-- begin PROVIDED INFORMATION --
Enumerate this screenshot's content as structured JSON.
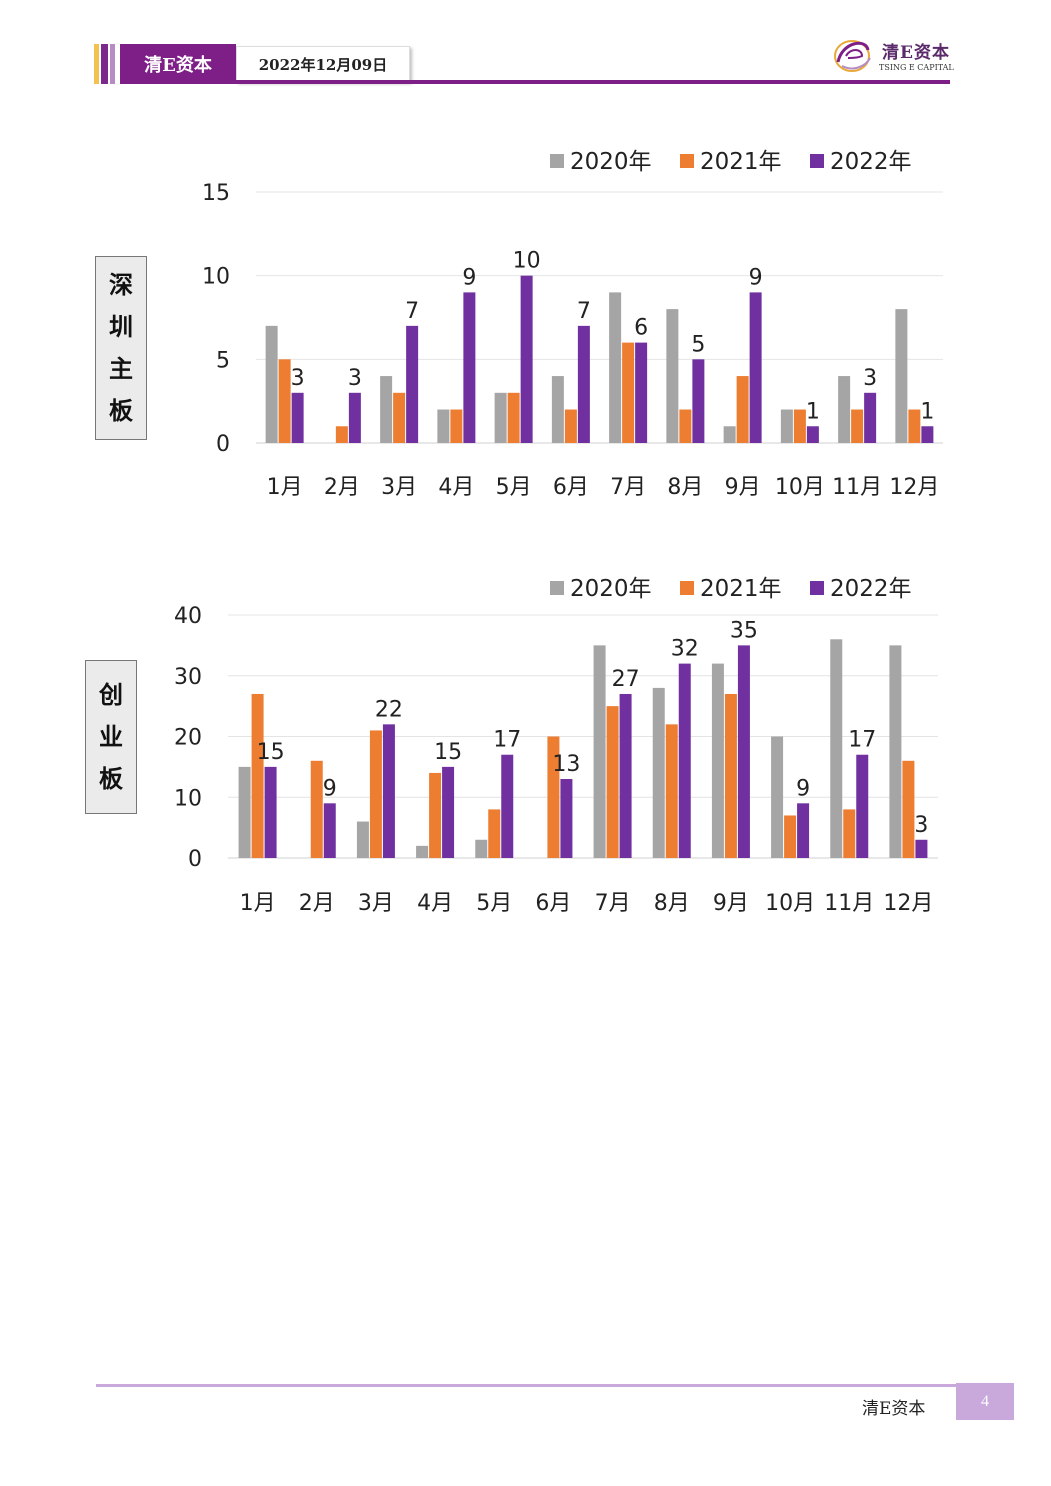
{
  "header": {
    "brand": "清E资本",
    "date": "2022年12月09日",
    "logo_cn": "清E资本",
    "logo_en": "TSING E CAPITAL",
    "logo_icon": "swirl-e-logo-icon",
    "accent_color": "#7d1f86"
  },
  "footer": {
    "brand": "清E资本",
    "page": "4"
  },
  "colors": {
    "2020年": "#a5a5a5",
    "2021年": "#ed7d31",
    "2022年": "#7030a0"
  },
  "chart_data": [
    {
      "type": "bar",
      "side_label": [
        "深",
        "圳",
        "主",
        "板"
      ],
      "categories": [
        "1月",
        "2月",
        "3月",
        "4月",
        "5月",
        "6月",
        "7月",
        "8月",
        "9月",
        "10月",
        "11月",
        "12月"
      ],
      "series": [
        {
          "name": "2020年",
          "values": [
            7,
            0,
            4,
            2,
            3,
            4,
            9,
            8,
            1,
            2,
            4,
            8
          ]
        },
        {
          "name": "2021年",
          "values": [
            5,
            1,
            3,
            2,
            3,
            2,
            6,
            2,
            4,
            2,
            2,
            2
          ]
        },
        {
          "name": "2022年",
          "values": [
            3,
            3,
            7,
            9,
            10,
            7,
            6,
            5,
            9,
            1,
            3,
            1
          ]
        }
      ],
      "data_labels_series": "2022年",
      "ylim": [
        0,
        15
      ],
      "yticks": [
        "0",
        "5",
        "10",
        "15"
      ],
      "grid": true,
      "legend": "top-right",
      "xlabel": "",
      "ylabel": ""
    },
    {
      "type": "bar",
      "side_label": [
        "创",
        "业",
        "板"
      ],
      "categories": [
        "1月",
        "2月",
        "3月",
        "4月",
        "5月",
        "6月",
        "7月",
        "8月",
        "9月",
        "10月",
        "11月",
        "12月"
      ],
      "series": [
        {
          "name": "2020年",
          "values": [
            15,
            0,
            6,
            2,
            3,
            0,
            35,
            28,
            32,
            20,
            36,
            35
          ]
        },
        {
          "name": "2021年",
          "values": [
            27,
            16,
            21,
            14,
            8,
            20,
            25,
            22,
            27,
            7,
            8,
            16
          ]
        },
        {
          "name": "2022年",
          "values": [
            15,
            9,
            22,
            15,
            17,
            13,
            27,
            32,
            35,
            9,
            17,
            3
          ]
        }
      ],
      "data_labels_series": "2022年",
      "ylim": [
        0,
        40
      ],
      "yticks": [
        "0",
        "10",
        "20",
        "30",
        "40"
      ],
      "grid": true,
      "legend": "top-right",
      "xlabel": "",
      "ylabel": ""
    }
  ]
}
-- end PROVIDED INFORMATION --
**REQUIRED WORK:**
The data should be printed again unchanged; leave its pictures out.

**EXERCISE RESPONSE:**
Enumerate this screenshot's content as structured JSON.
{
  "header": {
    "brand": "清E资本",
    "date": "2022年12月09日",
    "logo_cn": "清E资本",
    "logo_en": "TSING E CAPITAL",
    "logo_icon": "swirl-e-logo-icon",
    "accent_color": "#7d1f86"
  },
  "footer": {
    "brand": "清E资本",
    "page": "4"
  },
  "colors": {
    "2020年": "#a5a5a5",
    "2021年": "#ed7d31",
    "2022年": "#7030a0"
  },
  "chart_data": [
    {
      "type": "bar",
      "side_label": [
        "深",
        "圳",
        "主",
        "板"
      ],
      "categories": [
        "1月",
        "2月",
        "3月",
        "4月",
        "5月",
        "6月",
        "7月",
        "8月",
        "9月",
        "10月",
        "11月",
        "12月"
      ],
      "series": [
        {
          "name": "2020年",
          "values": [
            7,
            0,
            4,
            2,
            3,
            4,
            9,
            8,
            1,
            2,
            4,
            8
          ]
        },
        {
          "name": "2021年",
          "values": [
            5,
            1,
            3,
            2,
            3,
            2,
            6,
            2,
            4,
            2,
            2,
            2
          ]
        },
        {
          "name": "2022年",
          "values": [
            3,
            3,
            7,
            9,
            10,
            7,
            6,
            5,
            9,
            1,
            3,
            1
          ]
        }
      ],
      "data_labels_series": "2022年",
      "ylim": [
        0,
        15
      ],
      "yticks": [
        "0",
        "5",
        "10",
        "15"
      ],
      "grid": true,
      "legend": "top-right",
      "xlabel": "",
      "ylabel": ""
    },
    {
      "type": "bar",
      "side_label": [
        "创",
        "业",
        "板"
      ],
      "categories": [
        "1月",
        "2月",
        "3月",
        "4月",
        "5月",
        "6月",
        "7月",
        "8月",
        "9月",
        "10月",
        "11月",
        "12月"
      ],
      "series": [
        {
          "name": "2020年",
          "values": [
            15,
            0,
            6,
            2,
            3,
            0,
            35,
            28,
            32,
            20,
            36,
            35
          ]
        },
        {
          "name": "2021年",
          "values": [
            27,
            16,
            21,
            14,
            8,
            20,
            25,
            22,
            27,
            7,
            8,
            16
          ]
        },
        {
          "name": "2022年",
          "values": [
            15,
            9,
            22,
            15,
            17,
            13,
            27,
            32,
            35,
            9,
            17,
            3
          ]
        }
      ],
      "data_labels_series": "2022年",
      "ylim": [
        0,
        40
      ],
      "yticks": [
        "0",
        "10",
        "20",
        "30",
        "40"
      ],
      "grid": true,
      "legend": "top-right",
      "xlabel": "",
      "ylabel": ""
    }
  ]
}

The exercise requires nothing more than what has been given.